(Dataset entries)
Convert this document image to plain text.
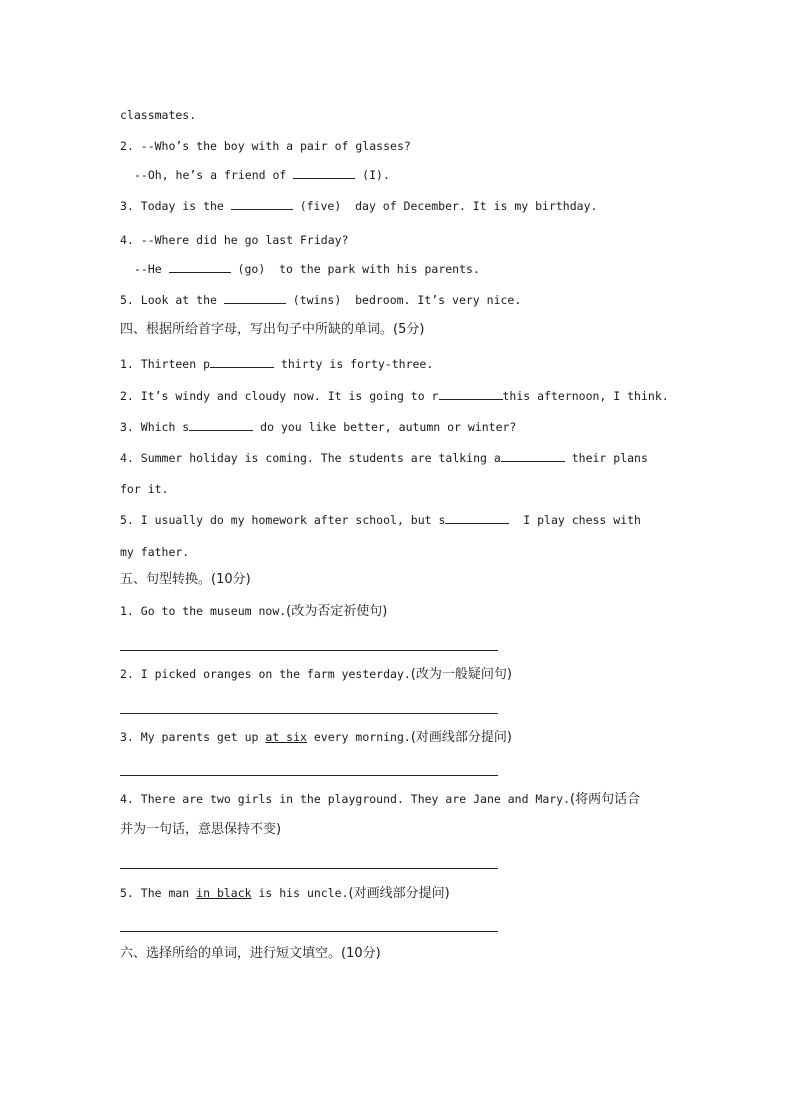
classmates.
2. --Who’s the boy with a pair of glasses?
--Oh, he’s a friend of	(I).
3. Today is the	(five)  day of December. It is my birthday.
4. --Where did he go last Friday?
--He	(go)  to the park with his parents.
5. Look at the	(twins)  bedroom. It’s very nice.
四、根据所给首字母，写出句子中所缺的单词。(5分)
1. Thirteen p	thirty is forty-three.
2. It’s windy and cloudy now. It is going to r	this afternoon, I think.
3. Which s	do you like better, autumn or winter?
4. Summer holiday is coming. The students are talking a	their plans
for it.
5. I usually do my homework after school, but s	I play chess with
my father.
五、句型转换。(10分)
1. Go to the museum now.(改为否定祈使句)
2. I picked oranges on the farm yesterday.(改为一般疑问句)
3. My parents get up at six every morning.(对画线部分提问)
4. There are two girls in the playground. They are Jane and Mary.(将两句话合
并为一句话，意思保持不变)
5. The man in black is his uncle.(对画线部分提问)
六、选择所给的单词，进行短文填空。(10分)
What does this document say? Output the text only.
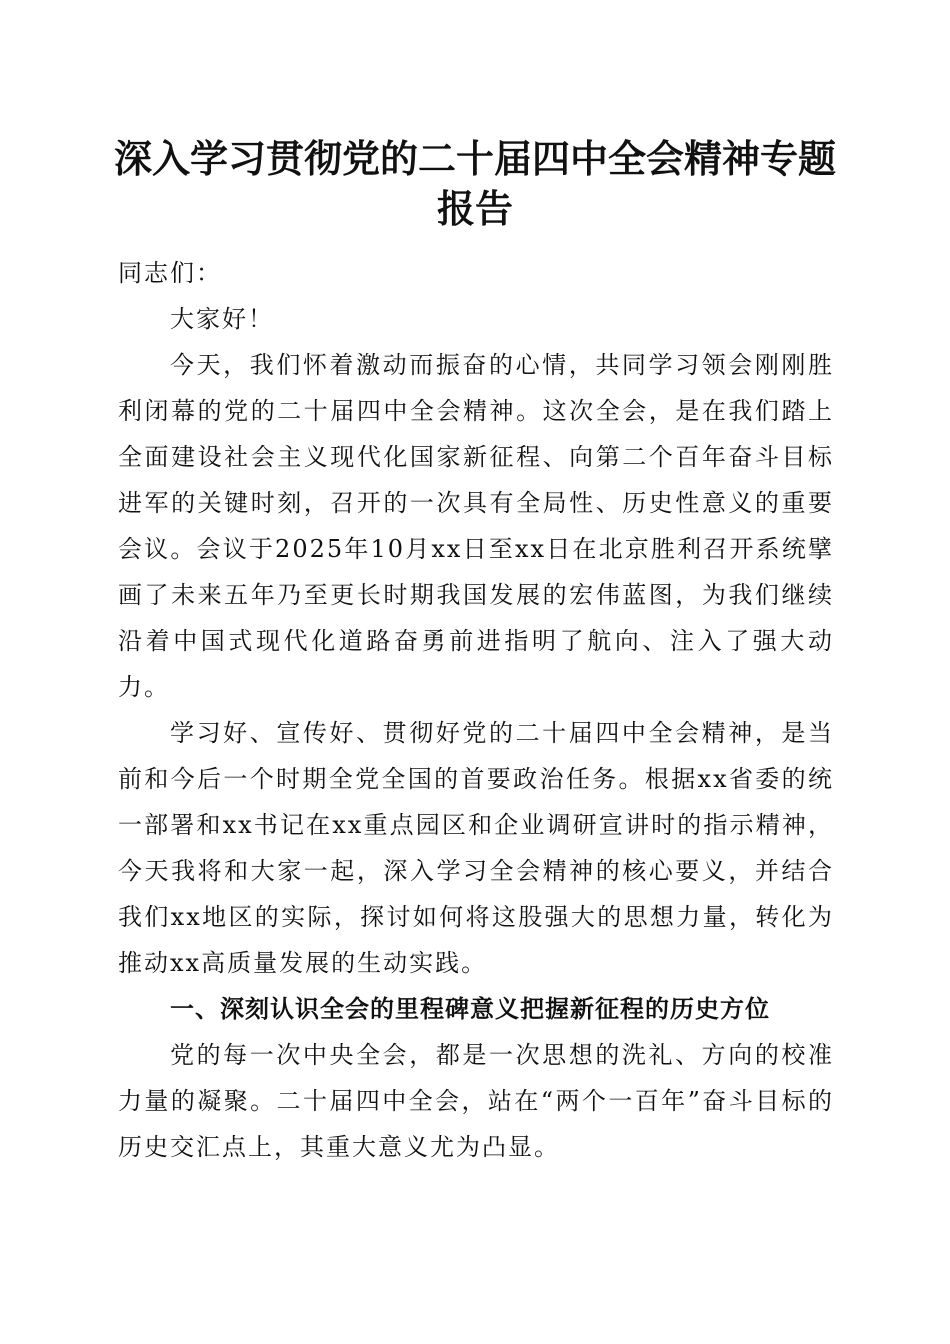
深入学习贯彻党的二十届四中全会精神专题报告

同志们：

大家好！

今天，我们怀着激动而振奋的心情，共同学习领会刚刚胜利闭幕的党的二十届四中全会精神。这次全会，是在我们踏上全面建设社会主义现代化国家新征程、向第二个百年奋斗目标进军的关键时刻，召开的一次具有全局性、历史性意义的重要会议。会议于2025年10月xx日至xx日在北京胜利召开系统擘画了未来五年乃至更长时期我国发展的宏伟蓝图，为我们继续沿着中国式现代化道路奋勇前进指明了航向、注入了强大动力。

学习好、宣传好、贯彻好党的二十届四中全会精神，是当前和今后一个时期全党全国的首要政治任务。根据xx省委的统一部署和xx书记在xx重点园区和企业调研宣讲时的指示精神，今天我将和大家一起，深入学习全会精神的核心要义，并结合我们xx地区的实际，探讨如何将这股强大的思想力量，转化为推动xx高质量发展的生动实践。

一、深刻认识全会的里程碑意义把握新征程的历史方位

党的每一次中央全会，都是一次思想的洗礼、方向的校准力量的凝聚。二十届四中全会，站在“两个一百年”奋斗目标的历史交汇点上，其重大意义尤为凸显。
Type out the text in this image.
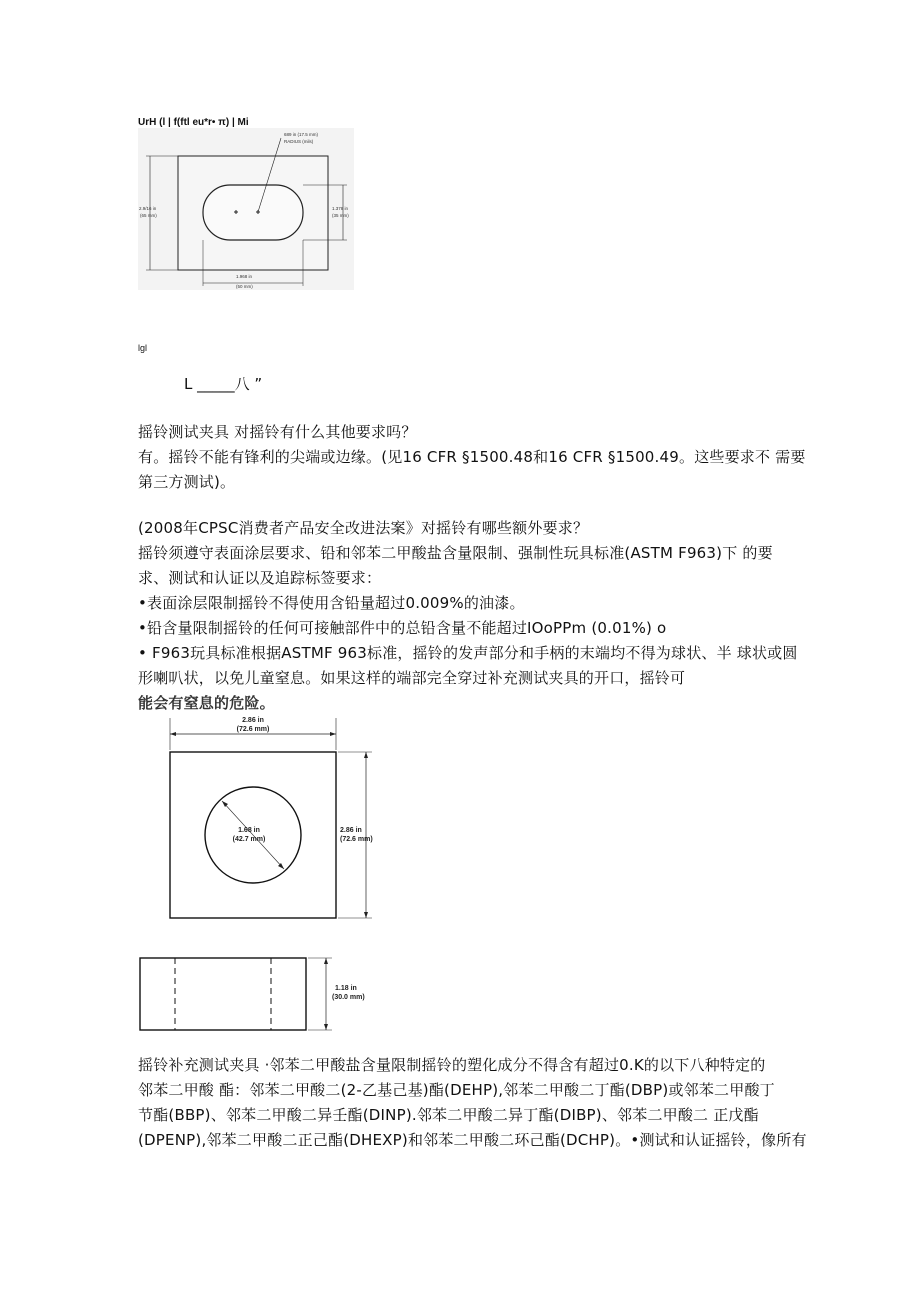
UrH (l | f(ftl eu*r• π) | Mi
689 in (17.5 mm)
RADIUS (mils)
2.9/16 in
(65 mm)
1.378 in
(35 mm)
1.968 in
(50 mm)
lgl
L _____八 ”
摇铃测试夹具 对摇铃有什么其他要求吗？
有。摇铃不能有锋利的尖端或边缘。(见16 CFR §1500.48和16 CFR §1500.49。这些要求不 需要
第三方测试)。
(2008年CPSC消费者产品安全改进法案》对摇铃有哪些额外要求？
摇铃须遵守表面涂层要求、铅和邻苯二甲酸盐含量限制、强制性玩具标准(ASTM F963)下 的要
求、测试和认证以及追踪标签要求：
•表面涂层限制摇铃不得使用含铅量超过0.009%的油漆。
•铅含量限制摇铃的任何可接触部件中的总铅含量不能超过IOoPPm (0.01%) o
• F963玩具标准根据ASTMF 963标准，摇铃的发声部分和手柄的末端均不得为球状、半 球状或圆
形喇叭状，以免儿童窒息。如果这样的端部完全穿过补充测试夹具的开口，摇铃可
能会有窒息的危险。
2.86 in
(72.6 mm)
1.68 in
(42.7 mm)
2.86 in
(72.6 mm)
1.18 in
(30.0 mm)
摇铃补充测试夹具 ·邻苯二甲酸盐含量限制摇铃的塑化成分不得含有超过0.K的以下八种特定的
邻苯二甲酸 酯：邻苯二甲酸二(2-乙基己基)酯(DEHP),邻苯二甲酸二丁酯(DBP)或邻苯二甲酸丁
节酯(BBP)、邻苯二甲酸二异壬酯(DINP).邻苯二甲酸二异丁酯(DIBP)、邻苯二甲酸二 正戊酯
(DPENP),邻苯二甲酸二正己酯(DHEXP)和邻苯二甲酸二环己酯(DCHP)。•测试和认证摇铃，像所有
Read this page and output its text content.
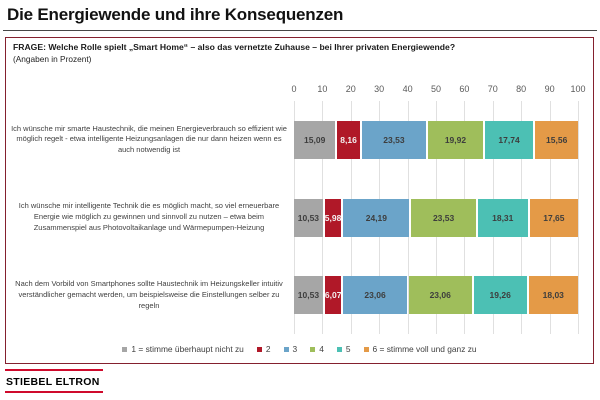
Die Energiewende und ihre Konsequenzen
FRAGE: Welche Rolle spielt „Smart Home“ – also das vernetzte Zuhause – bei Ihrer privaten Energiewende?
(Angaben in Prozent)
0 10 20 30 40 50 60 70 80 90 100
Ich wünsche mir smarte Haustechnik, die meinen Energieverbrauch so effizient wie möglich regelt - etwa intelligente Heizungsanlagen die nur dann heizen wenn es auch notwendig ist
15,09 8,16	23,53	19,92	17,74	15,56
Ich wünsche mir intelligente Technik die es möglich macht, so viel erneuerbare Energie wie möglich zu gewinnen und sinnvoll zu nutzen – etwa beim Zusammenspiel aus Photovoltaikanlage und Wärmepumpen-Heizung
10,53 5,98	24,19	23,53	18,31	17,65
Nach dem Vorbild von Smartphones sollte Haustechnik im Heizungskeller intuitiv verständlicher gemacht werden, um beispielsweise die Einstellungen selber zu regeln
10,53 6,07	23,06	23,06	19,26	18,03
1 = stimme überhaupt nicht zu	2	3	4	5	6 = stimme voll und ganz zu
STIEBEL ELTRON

Written task:
Locate each line containing the string "intelligente" and show it.

Answer in full:
Ich wünsche mir smarte Haustechnik, die meinen Energieverbrauch so effizient wie möglich regelt - etwa intelligente Heizungsanlagen die nur dann heizen wenn es auch notwendig ist
Ich wünsche mir intelligente Technik die es möglich macht, so viel erneuerbare Energie wie möglich zu gewinnen und sinnvoll zu nutzen – etwa beim Zusammenspiel aus Photovoltaikanlage und Wärmepumpen-Heizung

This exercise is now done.